From the listing below, pull out every line where the string "this" appears.

*****

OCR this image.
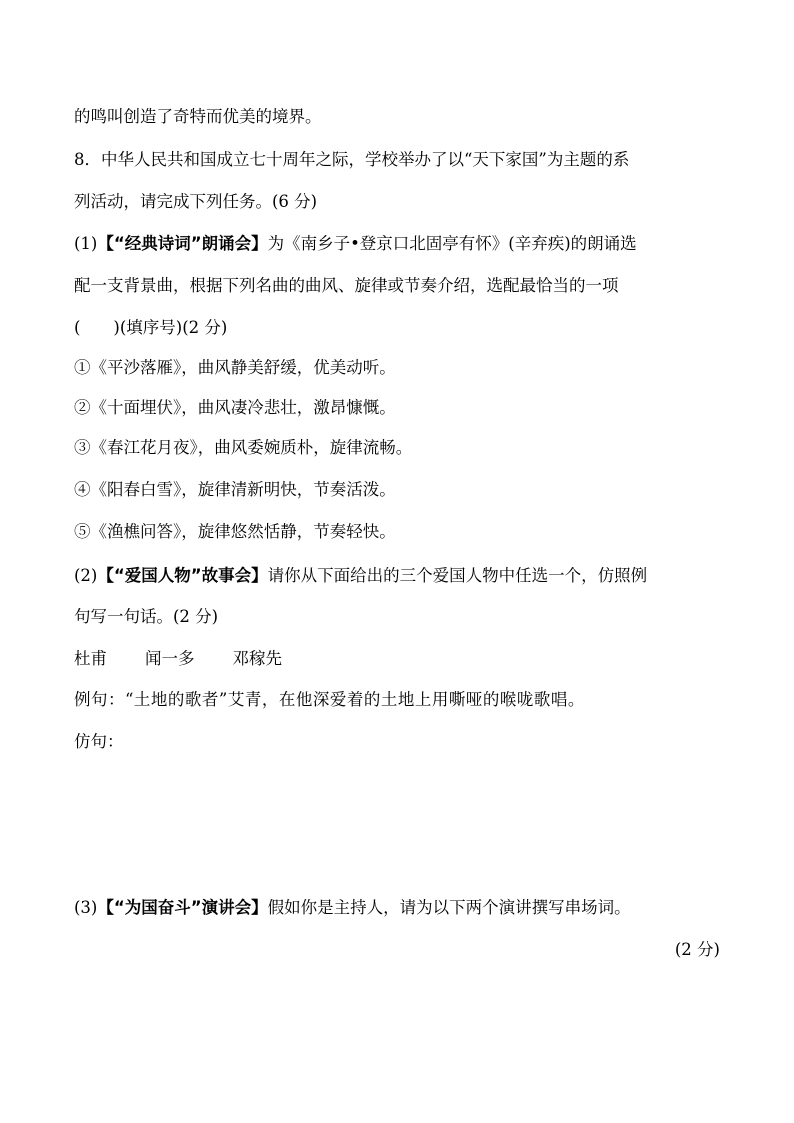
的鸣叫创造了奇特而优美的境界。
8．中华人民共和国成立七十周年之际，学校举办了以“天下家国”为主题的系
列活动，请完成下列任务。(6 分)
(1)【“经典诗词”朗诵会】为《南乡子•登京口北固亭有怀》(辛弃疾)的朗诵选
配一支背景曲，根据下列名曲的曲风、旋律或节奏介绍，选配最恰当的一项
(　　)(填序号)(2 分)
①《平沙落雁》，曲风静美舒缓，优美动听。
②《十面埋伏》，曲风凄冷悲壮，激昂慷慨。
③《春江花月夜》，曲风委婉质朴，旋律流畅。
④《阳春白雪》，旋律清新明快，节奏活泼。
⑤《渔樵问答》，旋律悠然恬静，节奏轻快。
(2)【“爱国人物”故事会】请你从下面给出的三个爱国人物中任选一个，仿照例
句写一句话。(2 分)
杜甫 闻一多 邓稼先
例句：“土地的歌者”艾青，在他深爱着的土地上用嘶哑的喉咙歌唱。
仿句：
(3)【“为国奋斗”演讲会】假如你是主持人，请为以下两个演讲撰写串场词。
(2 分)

*****

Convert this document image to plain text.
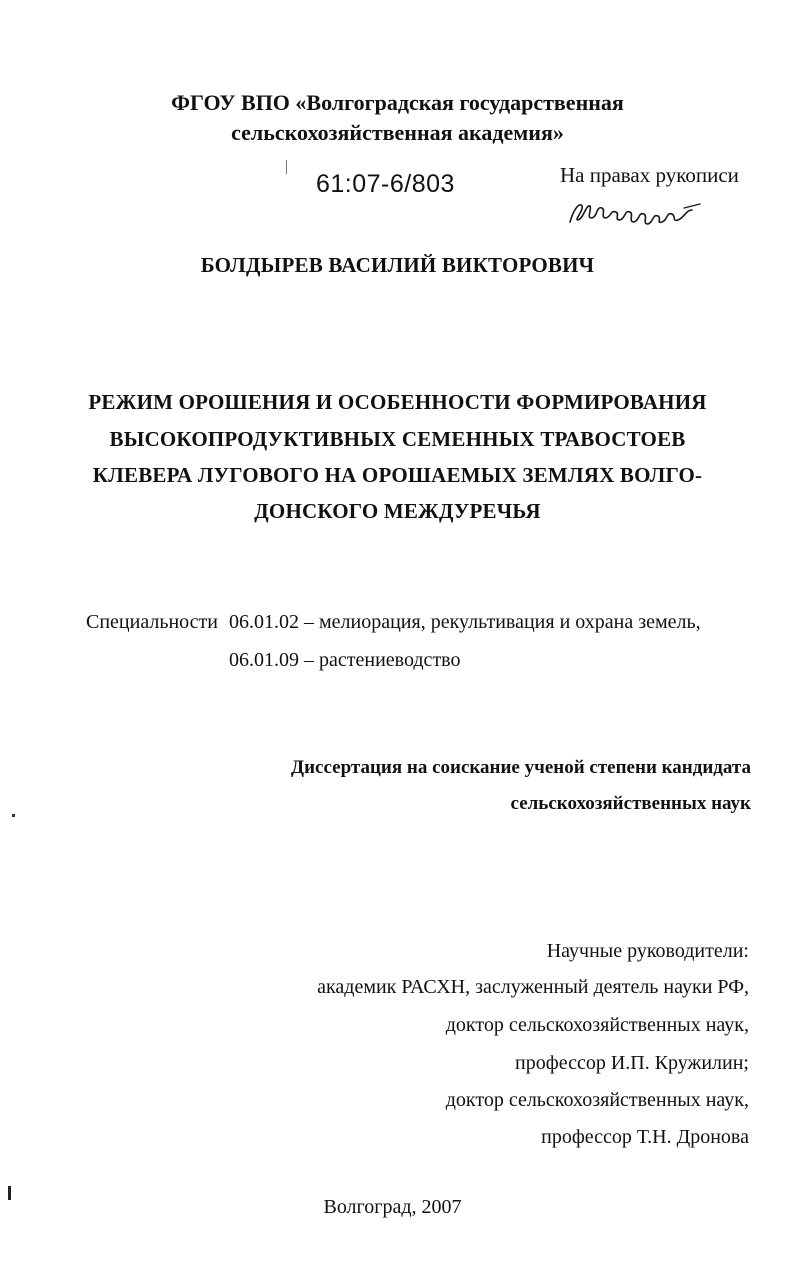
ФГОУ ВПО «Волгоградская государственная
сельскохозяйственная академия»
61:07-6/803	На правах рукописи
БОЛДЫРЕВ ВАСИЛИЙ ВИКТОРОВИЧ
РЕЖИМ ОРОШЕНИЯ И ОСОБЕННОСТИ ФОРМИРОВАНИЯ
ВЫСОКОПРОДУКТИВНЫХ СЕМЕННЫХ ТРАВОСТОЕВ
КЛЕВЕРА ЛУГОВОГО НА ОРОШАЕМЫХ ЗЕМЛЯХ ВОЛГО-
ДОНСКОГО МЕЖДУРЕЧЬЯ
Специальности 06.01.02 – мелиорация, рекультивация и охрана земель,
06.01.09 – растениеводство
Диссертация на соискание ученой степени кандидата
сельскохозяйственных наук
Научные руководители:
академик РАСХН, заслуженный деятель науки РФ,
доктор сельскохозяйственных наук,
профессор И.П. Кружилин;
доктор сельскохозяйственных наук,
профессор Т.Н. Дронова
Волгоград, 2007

*****

### Final result
OCR this image.
Convert this document image to plain text.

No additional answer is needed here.